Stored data
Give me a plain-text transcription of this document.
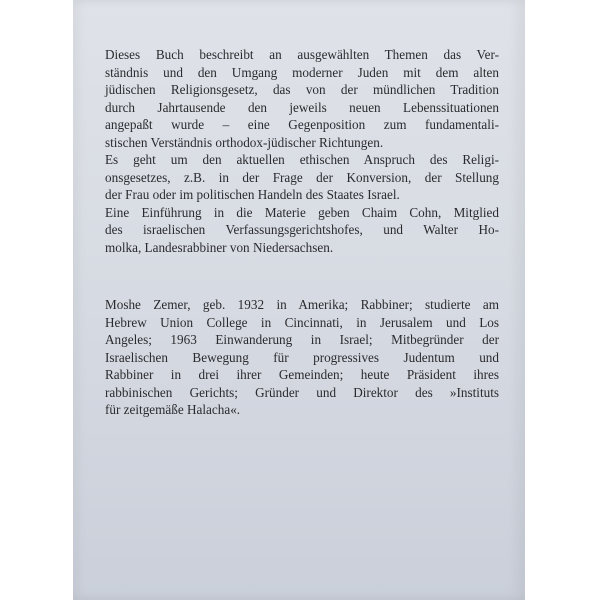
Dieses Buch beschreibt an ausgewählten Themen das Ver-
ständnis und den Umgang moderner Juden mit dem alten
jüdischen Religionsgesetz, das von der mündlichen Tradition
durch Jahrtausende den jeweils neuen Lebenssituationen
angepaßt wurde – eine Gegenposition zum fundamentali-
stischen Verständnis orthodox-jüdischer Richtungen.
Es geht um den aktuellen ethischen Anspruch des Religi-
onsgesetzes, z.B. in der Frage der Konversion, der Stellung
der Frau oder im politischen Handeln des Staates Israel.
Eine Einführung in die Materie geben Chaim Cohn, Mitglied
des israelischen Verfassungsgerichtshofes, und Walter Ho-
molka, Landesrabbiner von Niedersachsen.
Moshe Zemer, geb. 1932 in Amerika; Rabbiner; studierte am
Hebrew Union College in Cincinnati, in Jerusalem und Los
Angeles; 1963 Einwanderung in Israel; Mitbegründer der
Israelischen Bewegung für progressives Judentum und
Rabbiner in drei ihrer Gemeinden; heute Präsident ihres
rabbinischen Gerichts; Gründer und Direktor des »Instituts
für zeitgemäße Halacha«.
==
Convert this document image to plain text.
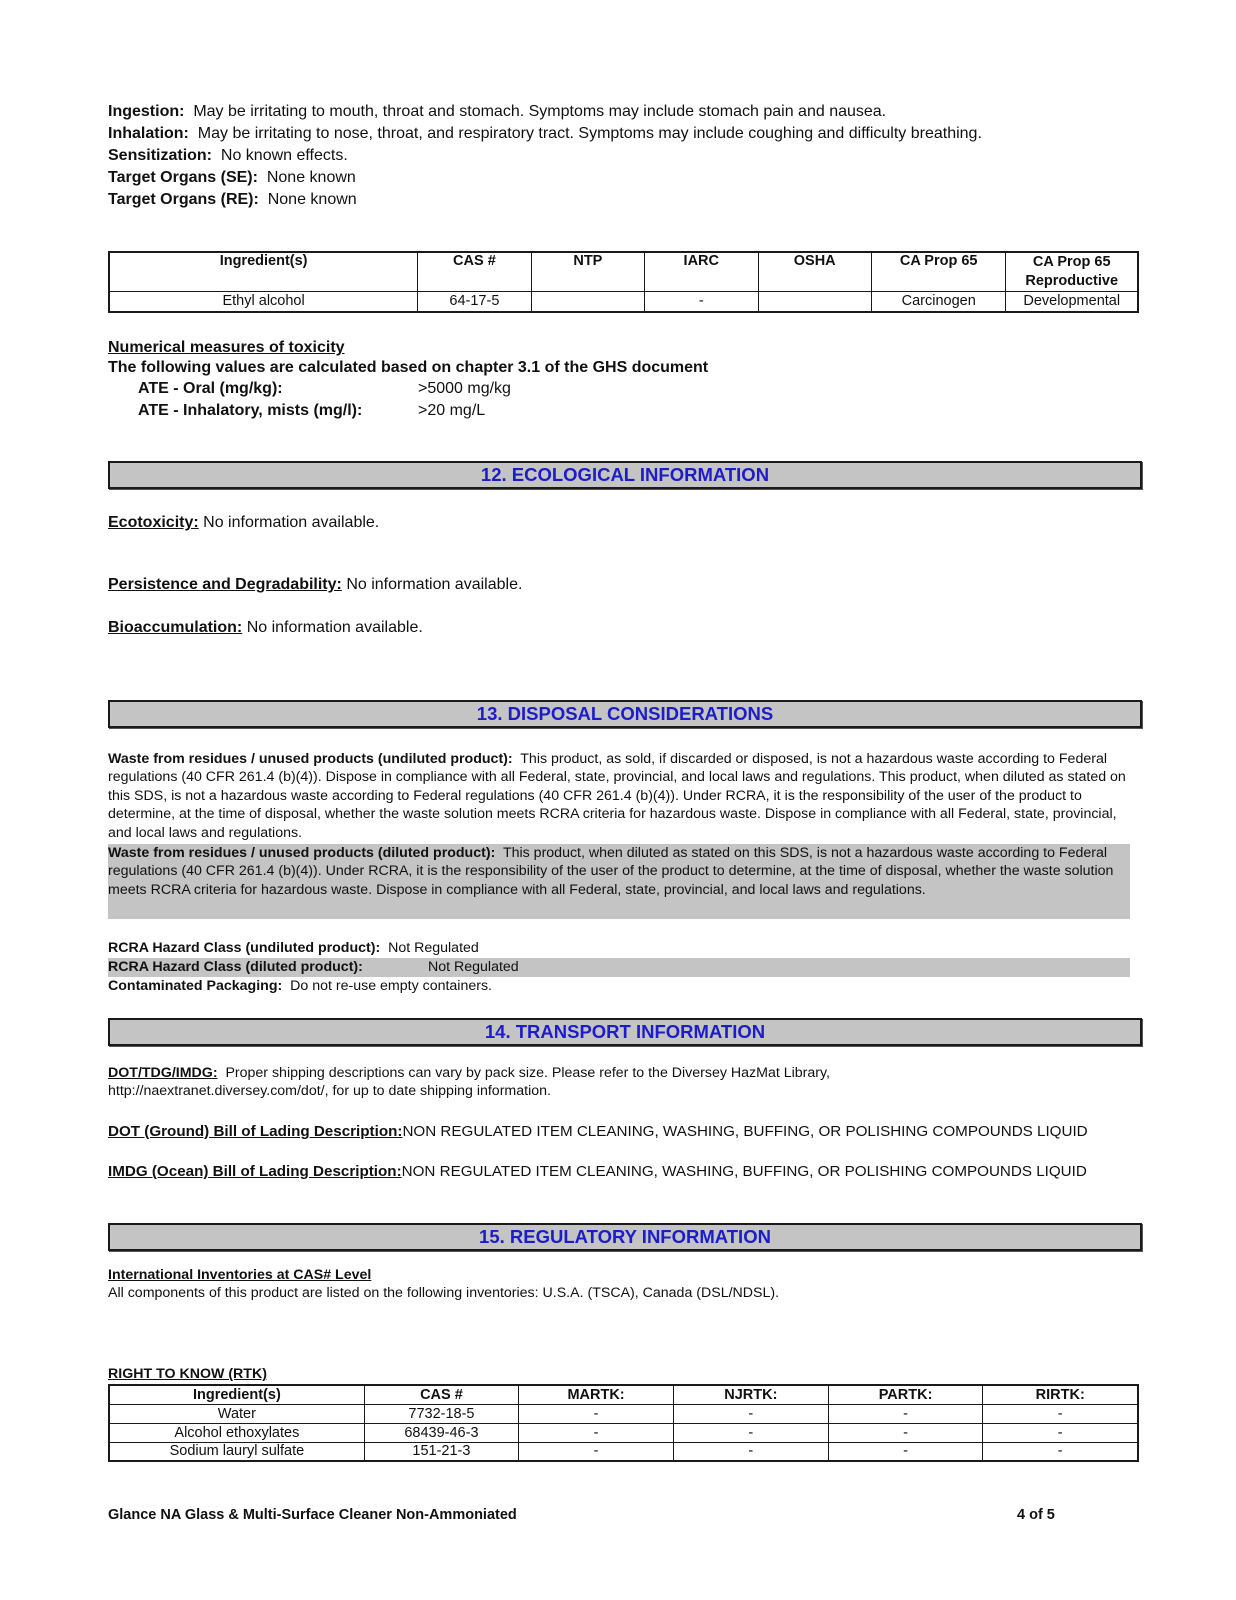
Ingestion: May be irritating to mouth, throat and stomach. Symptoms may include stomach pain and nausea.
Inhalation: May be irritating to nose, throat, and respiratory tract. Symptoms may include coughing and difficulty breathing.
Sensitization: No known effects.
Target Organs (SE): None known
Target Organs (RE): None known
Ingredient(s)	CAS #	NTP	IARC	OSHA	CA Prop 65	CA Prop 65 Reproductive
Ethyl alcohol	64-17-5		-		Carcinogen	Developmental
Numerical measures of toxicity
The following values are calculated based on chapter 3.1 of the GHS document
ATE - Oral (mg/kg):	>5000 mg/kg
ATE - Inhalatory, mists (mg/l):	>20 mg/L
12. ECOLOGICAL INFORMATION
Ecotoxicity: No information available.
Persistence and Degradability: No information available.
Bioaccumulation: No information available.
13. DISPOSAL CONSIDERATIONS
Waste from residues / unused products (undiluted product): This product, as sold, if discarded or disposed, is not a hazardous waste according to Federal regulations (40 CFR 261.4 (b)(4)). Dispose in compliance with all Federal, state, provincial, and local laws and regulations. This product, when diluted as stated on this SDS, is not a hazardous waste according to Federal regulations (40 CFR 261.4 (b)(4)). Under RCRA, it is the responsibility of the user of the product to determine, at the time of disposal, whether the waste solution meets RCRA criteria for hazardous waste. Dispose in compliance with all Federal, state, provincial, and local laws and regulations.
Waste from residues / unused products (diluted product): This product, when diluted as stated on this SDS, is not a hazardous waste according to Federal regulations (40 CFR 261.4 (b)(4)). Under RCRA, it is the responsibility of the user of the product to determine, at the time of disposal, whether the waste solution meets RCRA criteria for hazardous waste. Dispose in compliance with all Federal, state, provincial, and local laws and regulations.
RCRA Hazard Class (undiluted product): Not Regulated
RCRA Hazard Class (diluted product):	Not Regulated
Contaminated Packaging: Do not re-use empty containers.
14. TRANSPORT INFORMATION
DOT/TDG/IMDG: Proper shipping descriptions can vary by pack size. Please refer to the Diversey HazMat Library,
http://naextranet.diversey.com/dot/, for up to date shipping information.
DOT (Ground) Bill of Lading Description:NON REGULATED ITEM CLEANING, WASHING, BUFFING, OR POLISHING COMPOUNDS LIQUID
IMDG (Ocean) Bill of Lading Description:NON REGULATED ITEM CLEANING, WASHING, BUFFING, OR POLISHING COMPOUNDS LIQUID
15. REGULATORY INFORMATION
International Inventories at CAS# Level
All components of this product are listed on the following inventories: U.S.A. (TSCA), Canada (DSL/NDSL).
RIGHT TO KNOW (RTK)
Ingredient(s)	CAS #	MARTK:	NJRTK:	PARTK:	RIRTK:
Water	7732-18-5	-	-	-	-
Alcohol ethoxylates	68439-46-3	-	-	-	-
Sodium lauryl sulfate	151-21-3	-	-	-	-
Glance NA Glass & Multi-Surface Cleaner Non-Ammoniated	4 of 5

### GIVEN PROBLEM:
Reply with nothing except the number of lines in the listing above that include the string "text".

### RESULT FOR THIS TASK:
2